━━━ Available records ━━━
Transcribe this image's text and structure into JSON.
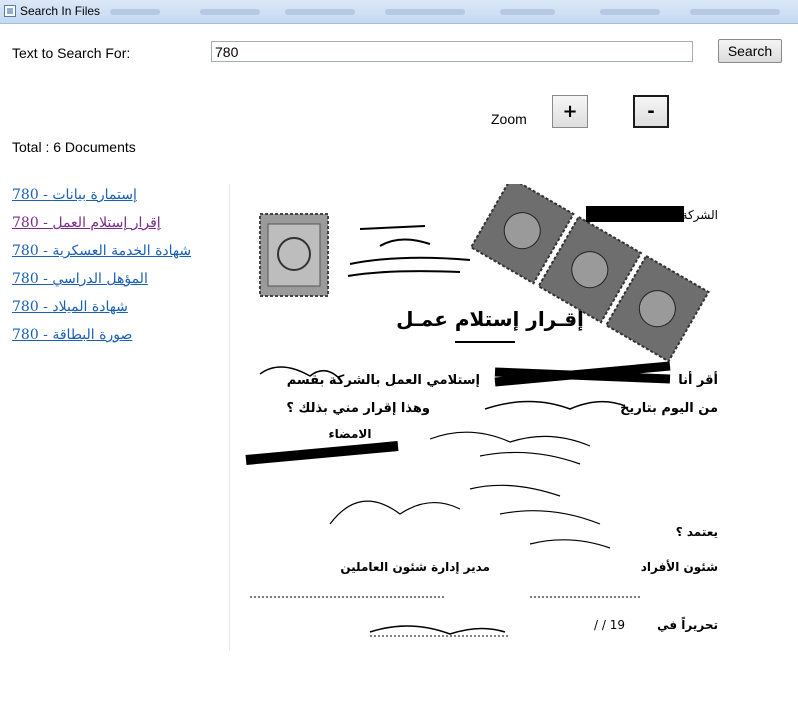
{
  "window": {
    "title": "Search In Files"
  },
  "search": {
    "label": "Text to Search For:",
    "value": "780",
    "button": "Search"
  },
  "zoom": {
    "label": "Zoom",
    "plus": "+",
    "minus": "-"
  },
  "results": {
    "total_prefix": "Total : ",
    "count": "6",
    "total_suffix": " Documents",
    "items": [
      {
        "label": "780 - إستمارة بيانات",
        "visited": false
      },
      {
        "label": "780 - إقرار إستلام العمل",
        "visited": true
      },
      {
        "label": "780 - شهادة الخدمة العسكرية",
        "visited": false
      },
      {
        "label": "780 - المؤهل الدراسي",
        "visited": false
      },
      {
        "label": "780 - شهادة الميلاد",
        "visited": false
      },
      {
        "label": "780 - صورة البطاقة",
        "visited": false
      }
    ]
  },
  "document": {
    "company_label": "الشركة",
    "heading": "إقـرار إستلام عمـل",
    "line1_prefix": "أقر أنا",
    "line1_rest": "إستلامي العمل بالشركة بقسم",
    "line2_prefix": "من اليوم بتاريخ",
    "line2_rest": "وهذا إقرار مني بذلك ؟",
    "signature_label": "الامضاء",
    "approved": "يعتمد ؟",
    "personnel": "شئون الأفراد",
    "hr_manager": "مدير إدارة شئون العاملين",
    "dated": "تحريراً في",
    "date_blank": "/      /      19"
  }
}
━━━
- What is asked
Count every line in the data that contains the word "إقرار", then give that count and nothing else.

- Expected answer
2